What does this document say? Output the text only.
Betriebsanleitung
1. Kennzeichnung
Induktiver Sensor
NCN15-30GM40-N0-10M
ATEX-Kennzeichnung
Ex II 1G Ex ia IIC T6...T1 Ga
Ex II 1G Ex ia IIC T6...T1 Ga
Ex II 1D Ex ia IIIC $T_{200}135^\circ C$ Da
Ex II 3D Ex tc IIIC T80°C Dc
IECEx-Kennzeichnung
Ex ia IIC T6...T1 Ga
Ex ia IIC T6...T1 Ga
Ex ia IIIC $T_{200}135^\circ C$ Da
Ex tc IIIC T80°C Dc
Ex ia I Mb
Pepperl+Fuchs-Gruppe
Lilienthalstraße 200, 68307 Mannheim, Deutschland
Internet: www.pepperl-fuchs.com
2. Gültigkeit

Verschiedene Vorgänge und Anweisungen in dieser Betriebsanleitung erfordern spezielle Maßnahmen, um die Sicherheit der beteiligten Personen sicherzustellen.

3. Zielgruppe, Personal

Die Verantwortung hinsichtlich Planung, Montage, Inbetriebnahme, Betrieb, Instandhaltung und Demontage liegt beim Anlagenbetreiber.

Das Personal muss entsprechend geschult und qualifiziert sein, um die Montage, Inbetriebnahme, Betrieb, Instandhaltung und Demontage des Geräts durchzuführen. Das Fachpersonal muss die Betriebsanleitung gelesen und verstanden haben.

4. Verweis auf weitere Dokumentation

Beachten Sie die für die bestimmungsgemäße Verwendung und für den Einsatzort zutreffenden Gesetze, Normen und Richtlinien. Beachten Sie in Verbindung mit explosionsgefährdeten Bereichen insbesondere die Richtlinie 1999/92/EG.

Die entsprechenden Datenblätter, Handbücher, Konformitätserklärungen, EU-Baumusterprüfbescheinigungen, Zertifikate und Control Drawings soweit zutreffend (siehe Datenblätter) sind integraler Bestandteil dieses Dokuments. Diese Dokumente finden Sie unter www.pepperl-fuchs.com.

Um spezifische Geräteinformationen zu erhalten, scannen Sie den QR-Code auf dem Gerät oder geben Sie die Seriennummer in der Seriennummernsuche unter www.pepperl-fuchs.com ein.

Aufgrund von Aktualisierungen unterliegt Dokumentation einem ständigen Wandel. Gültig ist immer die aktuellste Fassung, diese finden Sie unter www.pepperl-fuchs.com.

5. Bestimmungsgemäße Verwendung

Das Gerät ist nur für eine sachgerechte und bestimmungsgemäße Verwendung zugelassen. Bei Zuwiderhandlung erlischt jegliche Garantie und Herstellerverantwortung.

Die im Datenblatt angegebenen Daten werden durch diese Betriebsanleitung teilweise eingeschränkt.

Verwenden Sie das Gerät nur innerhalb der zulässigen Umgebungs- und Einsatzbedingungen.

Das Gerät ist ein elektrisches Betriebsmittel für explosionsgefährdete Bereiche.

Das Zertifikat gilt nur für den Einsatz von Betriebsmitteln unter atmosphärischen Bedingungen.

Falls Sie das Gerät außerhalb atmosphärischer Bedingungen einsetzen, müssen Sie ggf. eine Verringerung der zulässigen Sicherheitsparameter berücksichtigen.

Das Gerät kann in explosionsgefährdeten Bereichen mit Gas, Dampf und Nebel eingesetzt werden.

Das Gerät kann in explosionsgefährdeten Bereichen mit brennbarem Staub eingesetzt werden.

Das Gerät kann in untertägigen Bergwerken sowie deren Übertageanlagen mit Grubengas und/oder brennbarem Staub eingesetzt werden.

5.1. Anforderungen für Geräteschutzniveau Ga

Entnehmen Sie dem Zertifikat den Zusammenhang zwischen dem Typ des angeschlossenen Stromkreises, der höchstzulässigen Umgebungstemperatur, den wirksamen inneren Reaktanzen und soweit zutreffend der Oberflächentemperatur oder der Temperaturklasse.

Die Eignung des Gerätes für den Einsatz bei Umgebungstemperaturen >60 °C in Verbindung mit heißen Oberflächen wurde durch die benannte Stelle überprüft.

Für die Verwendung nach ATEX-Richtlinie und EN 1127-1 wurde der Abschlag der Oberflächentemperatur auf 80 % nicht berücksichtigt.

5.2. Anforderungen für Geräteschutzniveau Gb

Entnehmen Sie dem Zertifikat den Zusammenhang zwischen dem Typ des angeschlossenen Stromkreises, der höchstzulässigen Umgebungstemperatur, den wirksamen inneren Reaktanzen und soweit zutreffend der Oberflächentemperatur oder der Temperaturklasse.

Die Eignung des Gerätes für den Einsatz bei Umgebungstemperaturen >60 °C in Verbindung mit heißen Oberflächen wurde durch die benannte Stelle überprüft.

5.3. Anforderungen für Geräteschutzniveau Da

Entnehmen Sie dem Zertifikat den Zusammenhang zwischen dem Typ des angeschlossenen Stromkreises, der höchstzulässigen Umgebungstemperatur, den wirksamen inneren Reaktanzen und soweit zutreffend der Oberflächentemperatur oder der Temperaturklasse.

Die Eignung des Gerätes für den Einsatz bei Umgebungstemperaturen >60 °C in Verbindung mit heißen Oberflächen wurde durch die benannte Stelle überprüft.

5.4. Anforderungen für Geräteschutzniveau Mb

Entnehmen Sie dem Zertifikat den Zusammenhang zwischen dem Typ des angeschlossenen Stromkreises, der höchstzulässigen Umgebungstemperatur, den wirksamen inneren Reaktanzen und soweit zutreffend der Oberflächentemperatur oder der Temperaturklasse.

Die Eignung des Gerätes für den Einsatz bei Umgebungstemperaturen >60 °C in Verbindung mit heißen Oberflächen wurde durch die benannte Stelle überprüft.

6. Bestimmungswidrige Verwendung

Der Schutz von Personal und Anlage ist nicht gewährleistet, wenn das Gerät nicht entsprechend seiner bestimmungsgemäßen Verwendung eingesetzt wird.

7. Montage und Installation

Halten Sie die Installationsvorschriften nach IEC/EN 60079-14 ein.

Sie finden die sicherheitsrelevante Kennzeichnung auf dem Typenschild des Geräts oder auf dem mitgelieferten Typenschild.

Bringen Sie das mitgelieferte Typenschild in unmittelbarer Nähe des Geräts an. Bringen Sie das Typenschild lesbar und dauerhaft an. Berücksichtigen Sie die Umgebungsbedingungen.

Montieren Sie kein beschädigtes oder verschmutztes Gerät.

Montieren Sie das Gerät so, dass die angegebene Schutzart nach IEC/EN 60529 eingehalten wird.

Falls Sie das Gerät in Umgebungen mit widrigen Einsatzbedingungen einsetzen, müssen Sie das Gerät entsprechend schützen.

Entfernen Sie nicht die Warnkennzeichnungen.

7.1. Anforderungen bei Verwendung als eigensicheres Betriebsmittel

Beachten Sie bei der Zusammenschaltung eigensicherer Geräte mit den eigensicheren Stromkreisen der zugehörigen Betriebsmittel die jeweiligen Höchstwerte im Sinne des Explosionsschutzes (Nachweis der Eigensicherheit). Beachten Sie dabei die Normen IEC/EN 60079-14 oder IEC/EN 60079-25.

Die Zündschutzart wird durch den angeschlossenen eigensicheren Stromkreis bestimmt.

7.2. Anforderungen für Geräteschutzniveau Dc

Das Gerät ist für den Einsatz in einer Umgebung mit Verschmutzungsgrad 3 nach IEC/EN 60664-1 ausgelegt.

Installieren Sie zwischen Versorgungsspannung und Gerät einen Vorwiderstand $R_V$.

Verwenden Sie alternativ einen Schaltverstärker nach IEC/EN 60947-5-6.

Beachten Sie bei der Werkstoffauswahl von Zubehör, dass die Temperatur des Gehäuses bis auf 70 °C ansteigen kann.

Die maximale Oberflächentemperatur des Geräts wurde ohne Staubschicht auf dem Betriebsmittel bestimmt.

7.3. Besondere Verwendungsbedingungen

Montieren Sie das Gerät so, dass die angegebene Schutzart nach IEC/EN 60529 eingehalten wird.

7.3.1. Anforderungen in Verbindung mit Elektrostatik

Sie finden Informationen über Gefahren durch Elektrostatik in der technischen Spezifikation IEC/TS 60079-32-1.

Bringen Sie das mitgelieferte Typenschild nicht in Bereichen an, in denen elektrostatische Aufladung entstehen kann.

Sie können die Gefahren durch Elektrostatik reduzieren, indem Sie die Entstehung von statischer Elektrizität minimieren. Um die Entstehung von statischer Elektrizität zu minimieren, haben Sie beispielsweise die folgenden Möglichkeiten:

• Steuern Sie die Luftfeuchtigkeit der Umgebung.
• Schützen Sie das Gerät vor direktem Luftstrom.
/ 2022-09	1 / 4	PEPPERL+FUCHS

**Set exercise**
Using the records above, copy each line that contains "einsetzen".

**Output of the task**
Falls Sie das Gerät außerhalb atmosphärischer Bedingungen einsetzen, müssen Sie ggf. eine Verringerung der zulässigen Sicherheitsparameter berücksichtigen.
Falls Sie das Gerät in Umgebungen mit widrigen Einsatzbedingungen einsetzen, müssen Sie das Gerät entsprechend schützen.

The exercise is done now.